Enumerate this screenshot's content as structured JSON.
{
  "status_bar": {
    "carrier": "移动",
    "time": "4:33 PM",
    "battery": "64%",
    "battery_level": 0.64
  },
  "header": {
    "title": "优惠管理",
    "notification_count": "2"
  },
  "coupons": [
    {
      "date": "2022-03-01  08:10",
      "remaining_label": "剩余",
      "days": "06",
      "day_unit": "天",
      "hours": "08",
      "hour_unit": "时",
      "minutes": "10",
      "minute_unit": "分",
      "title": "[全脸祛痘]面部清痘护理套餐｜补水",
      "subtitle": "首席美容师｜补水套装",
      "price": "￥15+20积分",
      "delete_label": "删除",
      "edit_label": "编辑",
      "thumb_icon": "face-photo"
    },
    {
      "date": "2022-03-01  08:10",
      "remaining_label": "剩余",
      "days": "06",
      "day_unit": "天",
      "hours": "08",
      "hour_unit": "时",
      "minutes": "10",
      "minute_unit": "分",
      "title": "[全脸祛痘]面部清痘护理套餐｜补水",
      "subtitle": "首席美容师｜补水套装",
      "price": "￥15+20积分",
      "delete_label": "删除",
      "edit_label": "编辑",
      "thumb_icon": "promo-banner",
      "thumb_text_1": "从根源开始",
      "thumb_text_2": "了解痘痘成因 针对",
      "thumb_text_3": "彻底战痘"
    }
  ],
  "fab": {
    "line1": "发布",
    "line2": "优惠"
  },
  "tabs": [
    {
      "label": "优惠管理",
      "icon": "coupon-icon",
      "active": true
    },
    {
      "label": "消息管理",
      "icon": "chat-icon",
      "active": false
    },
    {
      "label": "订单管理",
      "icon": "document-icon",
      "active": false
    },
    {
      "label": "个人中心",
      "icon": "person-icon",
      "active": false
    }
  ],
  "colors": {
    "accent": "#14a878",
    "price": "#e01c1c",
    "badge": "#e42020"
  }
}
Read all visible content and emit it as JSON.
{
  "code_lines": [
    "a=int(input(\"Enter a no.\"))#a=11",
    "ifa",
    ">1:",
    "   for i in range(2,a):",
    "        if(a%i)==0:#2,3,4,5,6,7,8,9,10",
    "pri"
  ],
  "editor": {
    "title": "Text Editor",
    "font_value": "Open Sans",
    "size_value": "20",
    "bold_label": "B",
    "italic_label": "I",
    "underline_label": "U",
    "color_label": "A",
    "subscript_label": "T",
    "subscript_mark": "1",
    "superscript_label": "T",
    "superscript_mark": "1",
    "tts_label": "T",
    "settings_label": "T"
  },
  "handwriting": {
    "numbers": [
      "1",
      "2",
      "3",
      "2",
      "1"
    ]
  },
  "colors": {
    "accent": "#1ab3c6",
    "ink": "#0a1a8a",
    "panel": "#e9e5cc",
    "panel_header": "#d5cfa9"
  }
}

══════

Challenge. Every entry should be printed again exactly as it stands.

Exercise response.
Enumerate this screenshot's content as structured JSON.
{
  "status_bar": {
    "carrier": "移动",
    "time": "4:33 PM",
    "battery": "64%",
    "battery_level": 0.64
  },
  "header": {
    "title": "优惠管理",
    "notification_count": "2"
  },
  "coupons": [
    {
      "date": "2022-03-01  08:10",
      "remaining_label": "剩余",
      "days": "06",
      "day_unit": "天",
      "hours": "08",
      "hour_unit": "时",
      "minutes": "10",
      "minute_unit": "分",
      "title": "[全脸祛痘]面部清痘护理套餐｜补水",
      "subtitle": "首席美容师｜补水套装",
      "price": "￥15+20积分",
      "delete_label": "删除",
      "edit_label": "编辑",
      "thumb_icon": "face-photo"
    },
    {
      "date": "2022-03-01  08:10",
      "remaining_label": "剩余",
      "days": "06",
      "day_unit": "天",
      "hours": "08",
      "hour_unit": "时",
      "minutes": "10",
      "minute_unit": "分",
      "title": "[全脸祛痘]面部清痘护理套餐｜补水",
      "subtitle": "首席美容师｜补水套装",
      "price": "￥15+20积分",
      "delete_label": "删除",
      "edit_label": "编辑",
      "thumb_icon": "promo-banner",
      "thumb_text_1": "从根源开始",
      "thumb_text_2": "了解痘痘成因 针对",
      "thumb_text_3": "彻底战痘"
    }
  ],
  "fab": {
    "line1": "发布",
    "line2": "优惠"
  },
  "tabs": [
    {
      "label": "优惠管理",
      "icon": "coupon-icon",
      "active": true
    },
    {
      "label": "消息管理",
      "icon": "chat-icon",
      "active": false
    },
    {
      "label": "订单管理",
      "icon": "document-icon",
      "active": false
    },
    {
      "label": "个人中心",
      "icon": "person-icon",
      "active": false
    }
  ],
  "colors": {
    "accent": "#14a878",
    "price": "#e01c1c",
    "badge": "#e42020"
  }
}
Read all visible content and emit it as JSON.
{
  "code_lines": [
    "a=int(input(\"Enter a no.\"))#a=11",
    "ifa",
    ">1:",
    "   for i in range(2,a):",
    "        if(a%i)==0:#2,3,4,5,6,7,8,9,10",
    "pri"
  ],
  "editor": {
    "title": "Text Editor",
    "font_value": "Open Sans",
    "size_value": "20",
    "bold_label": "B",
    "italic_label": "I",
    "underline_label": "U",
    "color_label": "A",
    "subscript_label": "T",
    "subscript_mark": "1",
    "superscript_label": "T",
    "superscript_mark": "1",
    "tts_label": "T",
    "settings_label": "T"
  },
  "handwriting": {
    "numbers": [
      "1",
      "2",
      "3",
      "2",
      "1"
    ]
  },
  "colors": {
    "accent": "#1ab3c6",
    "ink": "#0a1a8a",
    "panel": "#e9e5cc",
    "panel_header": "#d5cfa9"
  }
}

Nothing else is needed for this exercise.